**Given task:**
Pull out every line below that contains the word "document".

(Stored records)
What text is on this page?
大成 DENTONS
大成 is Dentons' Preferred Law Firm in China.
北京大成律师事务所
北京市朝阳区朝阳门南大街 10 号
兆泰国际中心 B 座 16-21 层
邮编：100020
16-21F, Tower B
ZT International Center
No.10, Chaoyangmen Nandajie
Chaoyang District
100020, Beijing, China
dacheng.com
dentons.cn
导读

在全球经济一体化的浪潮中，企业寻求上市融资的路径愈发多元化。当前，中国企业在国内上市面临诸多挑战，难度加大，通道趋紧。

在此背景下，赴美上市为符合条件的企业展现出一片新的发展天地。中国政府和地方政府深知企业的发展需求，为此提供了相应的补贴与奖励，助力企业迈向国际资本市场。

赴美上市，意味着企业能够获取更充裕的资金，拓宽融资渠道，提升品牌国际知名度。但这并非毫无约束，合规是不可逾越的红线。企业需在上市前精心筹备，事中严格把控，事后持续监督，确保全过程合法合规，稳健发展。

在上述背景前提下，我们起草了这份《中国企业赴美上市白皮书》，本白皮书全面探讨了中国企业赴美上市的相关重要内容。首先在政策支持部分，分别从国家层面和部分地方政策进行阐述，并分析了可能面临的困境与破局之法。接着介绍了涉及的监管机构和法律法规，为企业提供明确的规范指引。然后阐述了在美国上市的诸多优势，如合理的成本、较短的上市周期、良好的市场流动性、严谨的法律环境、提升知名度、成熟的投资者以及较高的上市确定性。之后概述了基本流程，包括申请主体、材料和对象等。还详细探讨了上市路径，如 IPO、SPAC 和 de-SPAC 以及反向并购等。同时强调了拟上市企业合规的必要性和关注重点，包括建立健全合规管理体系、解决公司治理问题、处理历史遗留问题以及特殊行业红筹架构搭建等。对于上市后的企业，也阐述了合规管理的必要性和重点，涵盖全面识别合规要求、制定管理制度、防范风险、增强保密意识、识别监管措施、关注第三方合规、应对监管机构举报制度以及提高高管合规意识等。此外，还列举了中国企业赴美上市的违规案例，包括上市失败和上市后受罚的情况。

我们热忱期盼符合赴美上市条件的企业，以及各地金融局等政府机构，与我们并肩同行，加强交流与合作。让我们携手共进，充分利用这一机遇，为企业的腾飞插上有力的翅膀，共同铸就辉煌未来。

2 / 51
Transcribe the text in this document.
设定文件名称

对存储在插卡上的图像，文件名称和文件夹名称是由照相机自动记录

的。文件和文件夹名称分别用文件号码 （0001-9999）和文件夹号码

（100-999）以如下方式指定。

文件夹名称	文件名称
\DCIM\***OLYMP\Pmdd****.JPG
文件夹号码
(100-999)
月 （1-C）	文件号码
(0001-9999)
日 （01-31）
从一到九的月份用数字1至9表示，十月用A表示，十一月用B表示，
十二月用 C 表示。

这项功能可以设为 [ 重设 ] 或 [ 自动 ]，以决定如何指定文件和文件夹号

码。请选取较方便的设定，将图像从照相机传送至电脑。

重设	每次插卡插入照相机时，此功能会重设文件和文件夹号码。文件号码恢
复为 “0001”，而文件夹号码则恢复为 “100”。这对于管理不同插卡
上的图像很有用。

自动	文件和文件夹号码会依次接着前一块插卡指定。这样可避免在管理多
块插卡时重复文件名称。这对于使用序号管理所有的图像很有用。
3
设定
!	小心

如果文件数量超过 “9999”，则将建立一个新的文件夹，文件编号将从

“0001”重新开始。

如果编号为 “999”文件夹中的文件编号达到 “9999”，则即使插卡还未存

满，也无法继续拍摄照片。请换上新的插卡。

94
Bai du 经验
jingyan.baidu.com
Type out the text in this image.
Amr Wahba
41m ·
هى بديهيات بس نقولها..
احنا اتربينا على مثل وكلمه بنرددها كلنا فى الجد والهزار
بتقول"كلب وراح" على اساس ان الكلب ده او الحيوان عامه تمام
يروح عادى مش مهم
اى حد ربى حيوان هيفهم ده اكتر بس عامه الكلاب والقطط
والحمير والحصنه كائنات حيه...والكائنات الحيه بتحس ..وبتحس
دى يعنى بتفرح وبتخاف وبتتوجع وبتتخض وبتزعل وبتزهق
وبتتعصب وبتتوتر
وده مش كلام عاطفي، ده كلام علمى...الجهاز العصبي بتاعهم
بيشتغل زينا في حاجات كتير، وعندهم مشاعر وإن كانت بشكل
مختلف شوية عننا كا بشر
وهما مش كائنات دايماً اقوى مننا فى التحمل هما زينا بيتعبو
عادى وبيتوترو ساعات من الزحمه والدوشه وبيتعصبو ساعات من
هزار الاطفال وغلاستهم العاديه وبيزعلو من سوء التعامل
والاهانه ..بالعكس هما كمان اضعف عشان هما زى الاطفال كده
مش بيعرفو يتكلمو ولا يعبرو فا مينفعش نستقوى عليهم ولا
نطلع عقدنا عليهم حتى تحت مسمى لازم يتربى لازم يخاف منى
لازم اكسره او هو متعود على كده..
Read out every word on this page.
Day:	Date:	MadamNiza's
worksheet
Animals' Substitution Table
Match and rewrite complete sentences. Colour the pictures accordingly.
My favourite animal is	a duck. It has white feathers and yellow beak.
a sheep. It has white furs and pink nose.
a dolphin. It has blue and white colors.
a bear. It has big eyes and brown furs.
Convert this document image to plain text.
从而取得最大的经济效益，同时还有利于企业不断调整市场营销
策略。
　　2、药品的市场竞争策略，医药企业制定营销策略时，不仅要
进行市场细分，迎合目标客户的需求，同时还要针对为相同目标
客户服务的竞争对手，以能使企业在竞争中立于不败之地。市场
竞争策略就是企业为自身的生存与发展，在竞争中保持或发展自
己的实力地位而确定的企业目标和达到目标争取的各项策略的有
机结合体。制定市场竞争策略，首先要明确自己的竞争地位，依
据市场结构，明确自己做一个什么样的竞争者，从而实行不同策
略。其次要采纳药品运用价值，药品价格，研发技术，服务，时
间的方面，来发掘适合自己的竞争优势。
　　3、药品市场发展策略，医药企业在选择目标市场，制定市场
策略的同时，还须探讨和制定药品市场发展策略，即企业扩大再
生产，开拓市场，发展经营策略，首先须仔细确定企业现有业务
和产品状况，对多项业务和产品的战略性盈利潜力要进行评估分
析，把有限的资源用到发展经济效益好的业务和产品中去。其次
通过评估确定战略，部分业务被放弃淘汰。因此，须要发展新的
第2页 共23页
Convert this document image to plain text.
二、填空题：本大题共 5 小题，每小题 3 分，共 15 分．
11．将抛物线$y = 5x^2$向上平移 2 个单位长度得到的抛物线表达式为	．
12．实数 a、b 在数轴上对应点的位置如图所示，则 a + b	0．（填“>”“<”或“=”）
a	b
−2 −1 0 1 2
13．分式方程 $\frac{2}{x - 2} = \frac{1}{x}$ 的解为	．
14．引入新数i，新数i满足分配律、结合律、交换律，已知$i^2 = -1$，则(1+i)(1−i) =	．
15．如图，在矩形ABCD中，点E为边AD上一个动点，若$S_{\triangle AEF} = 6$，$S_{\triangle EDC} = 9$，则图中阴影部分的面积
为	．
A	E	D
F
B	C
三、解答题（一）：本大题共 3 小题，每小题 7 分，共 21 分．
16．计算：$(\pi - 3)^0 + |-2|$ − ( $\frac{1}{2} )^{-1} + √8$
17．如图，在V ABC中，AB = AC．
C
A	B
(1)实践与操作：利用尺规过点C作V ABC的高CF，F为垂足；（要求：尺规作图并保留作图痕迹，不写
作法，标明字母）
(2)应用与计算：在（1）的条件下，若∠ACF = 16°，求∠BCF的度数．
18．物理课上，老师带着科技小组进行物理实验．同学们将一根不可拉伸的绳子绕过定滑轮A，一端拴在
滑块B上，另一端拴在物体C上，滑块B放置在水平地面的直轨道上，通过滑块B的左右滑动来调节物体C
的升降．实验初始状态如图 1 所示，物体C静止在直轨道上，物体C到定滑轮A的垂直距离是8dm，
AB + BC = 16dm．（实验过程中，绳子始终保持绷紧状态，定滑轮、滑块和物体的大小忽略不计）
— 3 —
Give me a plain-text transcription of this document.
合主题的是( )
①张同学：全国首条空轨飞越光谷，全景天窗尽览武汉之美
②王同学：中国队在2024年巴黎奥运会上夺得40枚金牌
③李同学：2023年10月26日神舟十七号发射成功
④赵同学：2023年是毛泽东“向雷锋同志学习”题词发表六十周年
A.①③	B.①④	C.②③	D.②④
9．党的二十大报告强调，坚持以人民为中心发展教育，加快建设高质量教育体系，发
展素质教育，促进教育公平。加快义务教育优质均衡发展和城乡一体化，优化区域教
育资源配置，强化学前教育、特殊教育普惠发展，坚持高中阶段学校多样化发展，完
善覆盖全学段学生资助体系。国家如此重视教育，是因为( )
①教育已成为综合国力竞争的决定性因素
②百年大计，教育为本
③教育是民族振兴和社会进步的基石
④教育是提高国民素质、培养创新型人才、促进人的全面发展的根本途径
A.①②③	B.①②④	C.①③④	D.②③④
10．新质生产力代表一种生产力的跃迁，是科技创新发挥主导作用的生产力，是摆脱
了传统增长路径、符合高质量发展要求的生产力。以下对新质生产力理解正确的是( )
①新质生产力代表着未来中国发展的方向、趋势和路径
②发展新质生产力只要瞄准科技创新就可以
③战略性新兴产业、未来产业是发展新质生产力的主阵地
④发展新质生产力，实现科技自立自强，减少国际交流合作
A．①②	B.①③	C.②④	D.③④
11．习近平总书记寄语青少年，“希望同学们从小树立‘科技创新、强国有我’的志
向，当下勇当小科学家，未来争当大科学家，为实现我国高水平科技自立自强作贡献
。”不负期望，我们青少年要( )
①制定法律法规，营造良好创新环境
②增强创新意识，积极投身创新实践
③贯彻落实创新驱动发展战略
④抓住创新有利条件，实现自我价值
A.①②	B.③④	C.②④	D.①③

**Result of the task:**
Transcribe the text in this document.
Convert this document image to plain text.
Convert this document image to plain text.
Give me a plain-text transcription of this document.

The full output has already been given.